* _Excerto a ler_
# # #
Tema enviesado por ser labirinto de ideologias políticas Hoje dizem-se inverdades, denominam-se dignas profissões com nomes bem dizentes, como se fosse vergonha chamar a um digníssimo continuo, um trolha, uma empregada doméstica e tantos outros, necessários à sociedade bem como parte integrante da mesma. Há sim incorrecção mudar a denominação ao que se faz, desde que não se utilize o pejorativo, pelo simples facto de um pedantismo vestido de pressuposta correção. Há orgulho em ser trolha, carpinteiro ou sapateiro tal como há em ser médico, engenheiro, farmacêutico, etc. Todos são necessários à sociedade. Porquê então mascarar, o que não necessita de modo algum de disfarce, pela sua intrínseca dignidade? A meu ver, criou-se uma falácia do tamanho do que se é e não daquilo que vive.
De igual forma é politicamente correto ser feliz como se a felicidade se multiplicasse à laia da giesta ou da simples erva daninha. A felicidade, quando alcançada é o resultado muito complexo de trabalho inexorável, de muita opção de muito tudo. Não é panaceia, nem lágrima fácil. Tudo é bem difícil neste mundo e os anos ensinam-nos. Logo, o pior dos erros é criar uma geração no mito de que tudo está sob o clique de um dedo e que é tangível perseguir os sonhos. Os sonhos são tão fugazes que na maioria das vezes, nem relembrados são na manhã seguinte. Porém, criar no espírito dos Milennials que o futuro é o produto de fatores estrategicamente trabalhados e que deste modo serão tangíveis, creio ser uma forma positiva e honesta sem inverdade de abrir a vontade dos nossos filhos ou netos de acordo com a precocidade que cada um dos mais velhos teve.
# # #
* _Dados fornecidos_
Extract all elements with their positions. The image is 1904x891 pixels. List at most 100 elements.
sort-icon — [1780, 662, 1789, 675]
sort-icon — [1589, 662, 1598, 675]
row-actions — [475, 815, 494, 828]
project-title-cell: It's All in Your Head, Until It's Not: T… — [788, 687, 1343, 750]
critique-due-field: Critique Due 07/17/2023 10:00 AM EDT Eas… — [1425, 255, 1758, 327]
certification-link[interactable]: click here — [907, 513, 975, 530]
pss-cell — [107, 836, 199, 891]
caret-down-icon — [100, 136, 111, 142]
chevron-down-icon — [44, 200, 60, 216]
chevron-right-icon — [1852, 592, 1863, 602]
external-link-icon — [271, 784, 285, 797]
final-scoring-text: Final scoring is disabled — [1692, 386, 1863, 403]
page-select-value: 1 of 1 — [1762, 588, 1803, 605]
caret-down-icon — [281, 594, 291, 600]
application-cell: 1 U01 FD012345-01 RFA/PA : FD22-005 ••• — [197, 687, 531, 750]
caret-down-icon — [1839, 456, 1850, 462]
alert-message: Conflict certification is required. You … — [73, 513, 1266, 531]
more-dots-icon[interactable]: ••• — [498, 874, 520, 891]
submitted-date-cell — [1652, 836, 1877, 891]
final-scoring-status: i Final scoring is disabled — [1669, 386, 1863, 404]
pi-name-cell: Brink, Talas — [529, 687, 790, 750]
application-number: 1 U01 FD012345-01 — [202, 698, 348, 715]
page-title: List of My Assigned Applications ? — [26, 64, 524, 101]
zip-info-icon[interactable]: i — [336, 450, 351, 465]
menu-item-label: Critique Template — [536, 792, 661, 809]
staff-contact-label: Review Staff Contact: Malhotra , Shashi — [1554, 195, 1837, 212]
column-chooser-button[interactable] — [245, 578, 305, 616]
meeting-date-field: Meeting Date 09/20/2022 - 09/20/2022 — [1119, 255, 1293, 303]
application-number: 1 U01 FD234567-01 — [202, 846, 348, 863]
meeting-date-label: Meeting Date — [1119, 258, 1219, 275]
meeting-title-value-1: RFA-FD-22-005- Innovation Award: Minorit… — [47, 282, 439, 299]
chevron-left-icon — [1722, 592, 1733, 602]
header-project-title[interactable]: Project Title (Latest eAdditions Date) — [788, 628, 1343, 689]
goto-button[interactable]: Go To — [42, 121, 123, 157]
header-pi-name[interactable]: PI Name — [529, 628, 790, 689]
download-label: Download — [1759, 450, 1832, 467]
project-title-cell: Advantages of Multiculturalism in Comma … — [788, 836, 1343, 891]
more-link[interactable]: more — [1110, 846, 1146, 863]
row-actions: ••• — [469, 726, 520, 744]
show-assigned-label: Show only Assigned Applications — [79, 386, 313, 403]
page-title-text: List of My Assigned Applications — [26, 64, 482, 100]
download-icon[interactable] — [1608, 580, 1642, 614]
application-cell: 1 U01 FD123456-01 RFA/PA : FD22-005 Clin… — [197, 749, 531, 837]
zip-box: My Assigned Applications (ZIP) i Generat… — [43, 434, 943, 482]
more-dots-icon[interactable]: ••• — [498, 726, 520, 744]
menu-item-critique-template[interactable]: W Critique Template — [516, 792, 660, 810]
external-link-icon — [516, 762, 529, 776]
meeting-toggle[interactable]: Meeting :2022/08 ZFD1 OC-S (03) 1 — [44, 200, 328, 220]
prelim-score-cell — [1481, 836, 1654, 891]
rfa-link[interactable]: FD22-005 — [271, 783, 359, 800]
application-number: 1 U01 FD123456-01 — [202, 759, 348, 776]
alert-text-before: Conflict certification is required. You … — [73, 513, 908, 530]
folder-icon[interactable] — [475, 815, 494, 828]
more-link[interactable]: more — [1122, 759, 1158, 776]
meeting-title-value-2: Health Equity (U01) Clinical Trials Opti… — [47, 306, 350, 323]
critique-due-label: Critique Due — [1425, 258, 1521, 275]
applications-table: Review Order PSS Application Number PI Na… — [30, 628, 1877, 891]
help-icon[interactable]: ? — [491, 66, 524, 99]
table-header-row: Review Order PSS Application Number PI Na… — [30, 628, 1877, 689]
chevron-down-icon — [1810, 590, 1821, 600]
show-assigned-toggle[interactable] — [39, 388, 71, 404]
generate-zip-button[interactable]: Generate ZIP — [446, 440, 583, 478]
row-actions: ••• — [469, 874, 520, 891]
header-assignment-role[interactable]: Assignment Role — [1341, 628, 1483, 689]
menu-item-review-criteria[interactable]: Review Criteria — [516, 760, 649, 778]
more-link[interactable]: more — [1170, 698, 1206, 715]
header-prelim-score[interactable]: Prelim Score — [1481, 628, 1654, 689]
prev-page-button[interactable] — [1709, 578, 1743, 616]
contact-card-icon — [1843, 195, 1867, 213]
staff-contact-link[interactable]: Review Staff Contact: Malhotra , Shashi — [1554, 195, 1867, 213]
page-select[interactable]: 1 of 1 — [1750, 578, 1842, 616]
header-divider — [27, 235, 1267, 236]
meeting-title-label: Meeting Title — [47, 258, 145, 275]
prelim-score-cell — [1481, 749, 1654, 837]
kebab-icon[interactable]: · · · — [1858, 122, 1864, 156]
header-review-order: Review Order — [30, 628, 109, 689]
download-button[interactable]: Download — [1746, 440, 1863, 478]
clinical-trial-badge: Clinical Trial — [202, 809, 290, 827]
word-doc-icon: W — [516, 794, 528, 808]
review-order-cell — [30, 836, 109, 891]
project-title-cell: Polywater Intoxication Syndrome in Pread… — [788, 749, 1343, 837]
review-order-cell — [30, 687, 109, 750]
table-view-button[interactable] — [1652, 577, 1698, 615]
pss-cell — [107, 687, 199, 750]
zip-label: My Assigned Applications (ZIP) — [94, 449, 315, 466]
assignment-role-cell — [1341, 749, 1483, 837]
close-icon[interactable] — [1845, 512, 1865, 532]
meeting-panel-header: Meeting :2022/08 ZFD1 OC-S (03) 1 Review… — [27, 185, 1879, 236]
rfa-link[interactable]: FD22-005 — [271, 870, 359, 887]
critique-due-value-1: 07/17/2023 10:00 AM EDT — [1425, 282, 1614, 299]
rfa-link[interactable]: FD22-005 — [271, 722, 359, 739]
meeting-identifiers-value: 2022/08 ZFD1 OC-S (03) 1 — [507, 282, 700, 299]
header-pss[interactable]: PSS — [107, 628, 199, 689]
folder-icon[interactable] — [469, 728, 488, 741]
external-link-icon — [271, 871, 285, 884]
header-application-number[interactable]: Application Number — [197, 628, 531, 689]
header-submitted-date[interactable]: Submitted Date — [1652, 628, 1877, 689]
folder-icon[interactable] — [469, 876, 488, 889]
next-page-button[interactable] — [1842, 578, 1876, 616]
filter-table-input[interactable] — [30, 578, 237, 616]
# # #
* _Tarefas a realizar_
1) Cite, por favor, do excerto sobre o politicamente correto o trecho que abre com as palavras que contêm "Tema enviesado por" e fecha com "daquilo que vive.".
2) Segundo o excerto sobre o politicamente correto, qual é o pior dos erros?
3) Dê seguimento ao excerto sobre o politicamente correto, começando logo após a última frase apresentada.
A listagem não entra em nada do que aqui se pede.

* _Respostas por tarefa_
1)
Tema enviesado por ser labirinto de ideologias políticas Hoje dizem-se inverdades, denominam-se dignas profissões com nomes bem dizentes, como se fosse vergonha chamar a um digníssimo continuo, um trolha, uma empregada doméstica e tantos outros, necessários à sociedade bem como parte integrante da mesma. Há sim incorrecção mudar a denominação ao que se faz, desde que não se utilize o pejorativo, pelo simples facto de um pedantismo vestido de pressuposta correção. Há orgulho em ser trolha, carpinteiro ou sapateiro tal como há em ser médico, engenheiro, farmacêutico, etc. Todos são necessários à sociedade. Porquê então mascarar, o que não necessita de modo algum de disfarce, pela sua intrínseca dignidade? A meu ver, criou-se uma falácia do tamanho do que se é e não daquilo que vive.

2) Criar uma geração no mito de que tudo está sob o clique de um dedo e de que é tangível perseguir os sonhos.

3)
É politicamente correto não mencionar as escolhas de género ou de raça. Neste tema, por demais sensível, penso que cada um de nós deverá caber a escolha e a narrativa adequada, todavia firme. Casais homossexuais, lésbicos ou heterossexuais devem ter exatamente o mesmo tratamento desde que as três tipologias revelem comportamentos socialmente adequados. Na mesma linha, penso que a denominação de negro não é pejorativa. A raça negra existe, ao passo que a raça branca não existe, mas sim a caucasiana. Logo o invés e revés do racismo nominal. Naturalmente que a denominação da raça não cabe na essência humana que habita em cada um de nós. Assim, antes de sermos diletantes no comportamento caucasiano versus negro ou negro versus caucasiano, sejamos, antes de tudo Seres Humanos de qualidades e defeitos. Tão revoltante é o caucasiano que bate no negro ,como o negro que assalta o caucasiano. Ambos são paradigmas de uma sociedade cujos valores morais se vêm perdendo enquanto se corre na busca do mítico politicamente correto.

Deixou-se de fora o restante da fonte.